*DATASET RECORDS*.
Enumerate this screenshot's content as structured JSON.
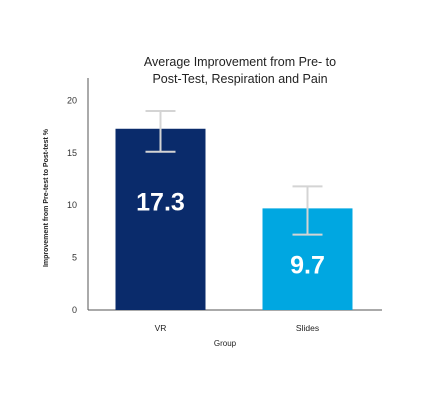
{
  "chart_data": {
    "type": "bar",
    "title_lines": [
      "Average Improvement from Pre- to",
      "Post-Test, Respiration and Pain"
    ],
    "xlabel": "Group",
    "ylabel": "Improvement from Pre-test to Post-test %",
    "categories": [
      "VR",
      "Slides"
    ],
    "values": [
      17.3,
      9.7
    ],
    "value_labels": [
      "17.3",
      "9.7"
    ],
    "error_bars": [
      {
        "low": 15.1,
        "high": 19.0
      },
      {
        "low": 7.2,
        "high": 11.8
      }
    ],
    "bar_colors": [
      "#0a2b6b",
      "#00a7e1"
    ],
    "ylim": [
      0,
      21
    ],
    "yticks": [
      0,
      5,
      10,
      15,
      20
    ],
    "grid": false
  }
}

*WHAT IS BEING ASKED*. Exactly as written, return every line of the listing, but not the pictures.

*ANSWER*.
Enumerate this screenshot's content as structured JSON.
{
  "chart_data": {
    "type": "bar",
    "title_lines": [
      "Average Improvement from Pre- to",
      "Post-Test, Respiration and Pain"
    ],
    "xlabel": "Group",
    "ylabel": "Improvement from Pre-test to Post-test %",
    "categories": [
      "VR",
      "Slides"
    ],
    "values": [
      17.3,
      9.7
    ],
    "value_labels": [
      "17.3",
      "9.7"
    ],
    "error_bars": [
      {
        "low": 15.1,
        "high": 19.0
      },
      {
        "low": 7.2,
        "high": 11.8
      }
    ],
    "bar_colors": [
      "#0a2b6b",
      "#00a7e1"
    ],
    "ylim": [
      0,
      21
    ],
    "yticks": [
      0,
      5,
      10,
      15,
      20
    ],
    "grid": false
  }
}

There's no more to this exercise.